◆ DOCUMENT SECTION
_ _ _ _ _ _ _
- DVD cover
- Directed by: Joshua Michael Stern
- Written by: Joshua Michael Stern
- Produced by: Sidney Kimmel; Greg Shapiro;
- Starring: Ian McKellen; Aaron Eckhart; Brittany Murphy; Nick Nolte; William Hurt; Jessica Lange;
- Cinematography: Michael Grady
- Edited by: Jeff McEvoy
- Music by: Philip Glass
- Production companies: Kingsgate Films; Legacy Filmworks; Sidney Kimmel Entertainment; Neverwas Productions;
- Distributed by: Miramax Films
- Release date: September 9, 2005 (Toronto);
- Running time: 108 minutes
- Countries: United States; Canada;
- Language: English

= Neverwas =

Neverwas is a 2005 Canadian-American fantasy drama film, written and directed by Joshua Michael Stern in his directorial debut. It stars Ian McKellen, Aaron Eckhart, Brittany Murphy, Nick Nolte, William Hurt, and Jessica Lange. It was first shown at the 2005 Toronto International Film Festival. However, the film was never given a full theatrical release, eventually being released straight to DVD in 2007.

==Plot==
Zach Riley is a psychiatrist who leaves a job at a prestigious university to take up a position at the privately run mental institution, Millwood, belonging to Dr. Reed. What he doesn't reveal at the time of his appointment is that this was the very place where his novelist father, T.L. Pierson, spent many years of his life as he battled chronic depression. T.L. later wrote a popular children's classic, Neverwas, about a child (based on young Zach himself) who enters a secret world to free a captive king. T.L. later committed suicide; Riley, who found the body, has always partly blamed himself for his father's death.
_ _ _ _ _ _ _
◆ QUESTIONS
a – Copy the Neverwas article from "Neverwas is a" through "DVD in 2007.", switching "debut" to "first feature".
b – Please pick up the Neverwas article after its last sentence and keep it going.
The listing after this point has no connection to the Neverwas article.
_ _ _ _ _ _ _
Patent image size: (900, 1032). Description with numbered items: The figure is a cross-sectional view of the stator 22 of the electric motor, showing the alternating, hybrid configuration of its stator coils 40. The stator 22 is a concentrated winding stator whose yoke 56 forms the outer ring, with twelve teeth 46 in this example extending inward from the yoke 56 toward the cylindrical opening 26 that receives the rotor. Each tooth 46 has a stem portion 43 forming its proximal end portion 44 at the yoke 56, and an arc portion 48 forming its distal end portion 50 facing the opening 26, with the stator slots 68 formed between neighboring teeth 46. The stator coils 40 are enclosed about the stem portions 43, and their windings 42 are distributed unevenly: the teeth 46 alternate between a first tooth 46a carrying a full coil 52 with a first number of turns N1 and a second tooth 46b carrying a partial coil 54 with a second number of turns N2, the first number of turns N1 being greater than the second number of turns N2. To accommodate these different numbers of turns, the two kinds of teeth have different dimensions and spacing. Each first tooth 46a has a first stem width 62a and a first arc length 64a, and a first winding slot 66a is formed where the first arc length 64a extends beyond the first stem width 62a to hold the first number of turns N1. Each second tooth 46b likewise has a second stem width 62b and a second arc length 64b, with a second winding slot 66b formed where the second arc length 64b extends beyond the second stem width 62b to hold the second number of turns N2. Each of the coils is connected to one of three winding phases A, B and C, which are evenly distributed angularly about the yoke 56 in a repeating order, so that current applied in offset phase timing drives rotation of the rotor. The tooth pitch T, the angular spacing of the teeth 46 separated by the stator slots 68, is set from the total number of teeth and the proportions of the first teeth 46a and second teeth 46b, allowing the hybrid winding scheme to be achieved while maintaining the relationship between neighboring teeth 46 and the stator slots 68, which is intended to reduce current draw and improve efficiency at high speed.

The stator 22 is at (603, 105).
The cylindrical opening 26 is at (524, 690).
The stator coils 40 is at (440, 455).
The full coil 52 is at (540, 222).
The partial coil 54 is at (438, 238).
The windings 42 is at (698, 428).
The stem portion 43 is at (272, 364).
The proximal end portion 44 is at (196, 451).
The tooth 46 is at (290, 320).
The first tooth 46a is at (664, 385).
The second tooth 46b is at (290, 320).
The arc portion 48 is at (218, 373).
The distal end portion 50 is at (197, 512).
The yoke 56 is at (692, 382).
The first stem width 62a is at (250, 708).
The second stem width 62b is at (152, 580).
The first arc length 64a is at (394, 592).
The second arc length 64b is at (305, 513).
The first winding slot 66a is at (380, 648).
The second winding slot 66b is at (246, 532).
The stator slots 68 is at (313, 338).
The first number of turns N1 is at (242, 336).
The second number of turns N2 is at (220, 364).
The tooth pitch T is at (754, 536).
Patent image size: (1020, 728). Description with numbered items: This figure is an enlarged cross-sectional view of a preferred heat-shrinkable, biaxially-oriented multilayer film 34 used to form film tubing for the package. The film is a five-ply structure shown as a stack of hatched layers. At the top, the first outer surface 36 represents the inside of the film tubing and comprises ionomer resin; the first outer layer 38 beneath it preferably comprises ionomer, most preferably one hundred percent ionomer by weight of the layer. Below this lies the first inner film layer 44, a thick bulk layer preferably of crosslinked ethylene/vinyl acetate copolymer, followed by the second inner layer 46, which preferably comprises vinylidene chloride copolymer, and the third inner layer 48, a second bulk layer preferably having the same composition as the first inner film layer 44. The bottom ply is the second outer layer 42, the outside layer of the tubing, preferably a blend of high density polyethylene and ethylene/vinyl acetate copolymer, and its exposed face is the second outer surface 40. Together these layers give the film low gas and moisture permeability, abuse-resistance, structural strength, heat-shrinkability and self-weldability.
_ _ _ _ _ _ _
◆ EXERCISE RESPONSES
a –
Neverwas is a 2005 Canadian-American fantasy drama film, written and directed by Joshua Michael Stern in his directorial first feature. It stars Ian McKellen, Aaron Eckhart, Brittany Murphy, Nick Nolte, William Hurt, and Jessica Lange. It was first shown at the 2005 Toronto International Film Festival. However, the film was never given a full theatrical release, eventually being released straight to DVD in 2007.

b –
Riley is assigned to work with a schizophrenic patient, Gabriel Finch, and soon realizes that Finch sees himself as the captive king. As he listens to Finch and resumes his acquaintance with childhood friend Maggie Paige, he realizes that more things link him to the book – and also to Finch's recovery – than he ever thought. T.L.'s novel was based on Finch's stories, told to him by Finch while both were patients in the hospital. Finch believes that the book is a sort of oracle confirming his personal reality, and that Riley is the boy hero. Riley comes to see himself this way in a sense, as he discovers that Finch's "hallucination" concerns actual places and events.

==Production==

===Development===
The film was written and directed by filmmaker Joshua Michael Stern in his directorial debut. It was produced by Sidney Kimmel and Greg Shapiro, and co-produced by Aaron Eckhart who starred in the leading role. The film was distributed by Neverwas Productions and premiered at the Toronto International Film Festival on September 9, 2005. It was initially distributed by Miramax Home Entertainment for its home media release. Owing to the theme of a fairy tale which is based on real events, the film has often been compared with Finding Neverland (2004), which Miramax were also involved with.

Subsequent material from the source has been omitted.